▶ _Task input_:

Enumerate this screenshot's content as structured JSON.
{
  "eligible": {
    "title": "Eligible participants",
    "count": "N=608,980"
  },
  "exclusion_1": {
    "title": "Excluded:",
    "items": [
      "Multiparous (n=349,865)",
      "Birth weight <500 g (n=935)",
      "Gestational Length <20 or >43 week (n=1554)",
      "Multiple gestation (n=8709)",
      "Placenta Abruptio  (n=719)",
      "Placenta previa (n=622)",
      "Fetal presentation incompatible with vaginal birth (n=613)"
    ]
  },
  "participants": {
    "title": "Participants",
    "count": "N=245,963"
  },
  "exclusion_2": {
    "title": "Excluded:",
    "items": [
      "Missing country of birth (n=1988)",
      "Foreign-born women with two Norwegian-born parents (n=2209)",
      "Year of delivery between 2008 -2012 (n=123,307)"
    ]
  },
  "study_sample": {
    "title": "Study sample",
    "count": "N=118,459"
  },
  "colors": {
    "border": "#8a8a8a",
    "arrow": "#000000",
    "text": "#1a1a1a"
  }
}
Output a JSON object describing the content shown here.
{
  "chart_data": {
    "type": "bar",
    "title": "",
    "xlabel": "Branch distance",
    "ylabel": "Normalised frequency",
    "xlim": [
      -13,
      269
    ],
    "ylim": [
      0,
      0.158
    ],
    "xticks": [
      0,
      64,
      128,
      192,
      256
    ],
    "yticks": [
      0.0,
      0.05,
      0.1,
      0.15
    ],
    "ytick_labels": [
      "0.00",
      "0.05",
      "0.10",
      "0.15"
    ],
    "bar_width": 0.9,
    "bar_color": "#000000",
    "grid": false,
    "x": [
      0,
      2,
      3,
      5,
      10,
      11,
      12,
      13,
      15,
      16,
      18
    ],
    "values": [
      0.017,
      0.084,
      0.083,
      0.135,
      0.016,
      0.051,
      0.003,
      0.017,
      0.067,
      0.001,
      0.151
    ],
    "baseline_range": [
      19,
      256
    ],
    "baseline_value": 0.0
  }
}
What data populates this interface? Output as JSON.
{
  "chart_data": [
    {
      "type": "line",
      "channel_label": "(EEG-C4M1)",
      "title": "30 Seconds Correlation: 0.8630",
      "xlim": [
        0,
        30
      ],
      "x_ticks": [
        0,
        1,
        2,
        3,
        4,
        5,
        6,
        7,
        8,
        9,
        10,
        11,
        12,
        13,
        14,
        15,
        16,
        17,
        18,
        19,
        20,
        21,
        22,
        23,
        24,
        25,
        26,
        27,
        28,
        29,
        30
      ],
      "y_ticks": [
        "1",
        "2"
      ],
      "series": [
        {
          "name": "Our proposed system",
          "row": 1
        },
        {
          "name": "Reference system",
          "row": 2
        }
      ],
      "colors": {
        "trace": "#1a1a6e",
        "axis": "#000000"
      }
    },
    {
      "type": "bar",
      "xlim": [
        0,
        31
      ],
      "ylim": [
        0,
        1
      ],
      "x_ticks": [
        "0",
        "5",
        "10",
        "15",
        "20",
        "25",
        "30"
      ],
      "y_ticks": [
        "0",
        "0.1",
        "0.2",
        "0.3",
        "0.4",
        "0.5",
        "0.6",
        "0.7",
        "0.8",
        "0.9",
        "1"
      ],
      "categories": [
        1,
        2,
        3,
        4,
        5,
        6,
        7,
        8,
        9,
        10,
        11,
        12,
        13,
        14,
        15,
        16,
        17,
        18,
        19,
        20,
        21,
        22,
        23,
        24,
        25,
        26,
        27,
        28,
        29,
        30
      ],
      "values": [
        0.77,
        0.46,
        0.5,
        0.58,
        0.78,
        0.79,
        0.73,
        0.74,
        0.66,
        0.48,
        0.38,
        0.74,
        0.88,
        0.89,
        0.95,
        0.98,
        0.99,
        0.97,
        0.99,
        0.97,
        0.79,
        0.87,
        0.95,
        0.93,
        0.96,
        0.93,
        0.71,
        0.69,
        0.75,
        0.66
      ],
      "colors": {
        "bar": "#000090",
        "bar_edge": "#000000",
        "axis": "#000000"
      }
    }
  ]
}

▶ _Task statement_: Take the entries above and transcribe them exactly.

▶ _Answer below_:
Enumerate this screenshot's content as structured JSON.
{
  "eligible": {
    "title": "Eligible participants",
    "count": "N=608,980"
  },
  "exclusion_1": {
    "title": "Excluded:",
    "items": [
      "Multiparous (n=349,865)",
      "Birth weight <500 g (n=935)",
      "Gestational Length <20 or >43 week (n=1554)",
      "Multiple gestation (n=8709)",
      "Placenta Abruptio  (n=719)",
      "Placenta previa (n=622)",
      "Fetal presentation incompatible with vaginal birth (n=613)"
    ]
  },
  "participants": {
    "title": "Participants",
    "count": "N=245,963"
  },
  "exclusion_2": {
    "title": "Excluded:",
    "items": [
      "Missing country of birth (n=1988)",
      "Foreign-born women with two Norwegian-born parents (n=2209)",
      "Year of delivery between 2008 -2012 (n=123,307)"
    ]
  },
  "study_sample": {
    "title": "Study sample",
    "count": "N=118,459"
  },
  "colors": {
    "border": "#8a8a8a",
    "arrow": "#000000",
    "text": "#1a1a1a"
  }
}
Output a JSON object describing the content shown here.
{
  "chart_data": {
    "type": "bar",
    "title": "",
    "xlabel": "Branch distance",
    "ylabel": "Normalised frequency",
    "xlim": [
      -13,
      269
    ],
    "ylim": [
      0,
      0.158
    ],
    "xticks": [
      0,
      64,
      128,
      192,
      256
    ],
    "yticks": [
      0.0,
      0.05,
      0.1,
      0.15
    ],
    "ytick_labels": [
      "0.00",
      "0.05",
      "0.10",
      "0.15"
    ],
    "bar_width": 0.9,
    "bar_color": "#000000",
    "grid": false,
    "x": [
      0,
      2,
      3,
      5,
      10,
      11,
      12,
      13,
      15,
      16,
      18
    ],
    "values": [
      0.017,
      0.084,
      0.083,
      0.135,
      0.016,
      0.051,
      0.003,
      0.017,
      0.067,
      0.001,
      0.151
    ],
    "baseline_range": [
      19,
      256
    ],
    "baseline_value": 0.0
  }
}
What data populates this interface? Output as JSON.
{
  "chart_data": [
    {
      "type": "line",
      "channel_label": "(EEG-C4M1)",
      "title": "30 Seconds Correlation: 0.8630",
      "xlim": [
        0,
        30
      ],
      "x_ticks": [
        0,
        1,
        2,
        3,
        4,
        5,
        6,
        7,
        8,
        9,
        10,
        11,
        12,
        13,
        14,
        15,
        16,
        17,
        18,
        19,
        20,
        21,
        22,
        23,
        24,
        25,
        26,
        27,
        28,
        29,
        30
      ],
      "y_ticks": [
        "1",
        "2"
      ],
      "series": [
        {
          "name": "Our proposed system",
          "row": 1
        },
        {
          "name": "Reference system",
          "row": 2
        }
      ],
      "colors": {
        "trace": "#1a1a6e",
        "axis": "#000000"
      }
    },
    {
      "type": "bar",
      "xlim": [
        0,
        31
      ],
      "ylim": [
        0,
        1
      ],
      "x_ticks": [
        "0",
        "5",
        "10",
        "15",
        "20",
        "25",
        "30"
      ],
      "y_ticks": [
        "0",
        "0.1",
        "0.2",
        "0.3",
        "0.4",
        "0.5",
        "0.6",
        "0.7",
        "0.8",
        "0.9",
        "1"
      ],
      "categories": [
        1,
        2,
        3,
        4,
        5,
        6,
        7,
        8,
        9,
        10,
        11,
        12,
        13,
        14,
        15,
        16,
        17,
        18,
        19,
        20,
        21,
        22,
        23,
        24,
        25,
        26,
        27,
        28,
        29,
        30
      ],
      "values": [
        0.77,
        0.46,
        0.5,
        0.58,
        0.78,
        0.79,
        0.73,
        0.74,
        0.66,
        0.48,
        0.38,
        0.74,
        0.88,
        0.89,
        0.95,
        0.98,
        0.99,
        0.97,
        0.99,
        0.97,
        0.79,
        0.87,
        0.95,
        0.93,
        0.96,
        0.93,
        0.71,
        0.69,
        0.75,
        0.66
      ],
      "colors": {
        "bar": "#000090",
        "bar_edge": "#000000",
        "axis": "#000000"
      }
    }
  ]
}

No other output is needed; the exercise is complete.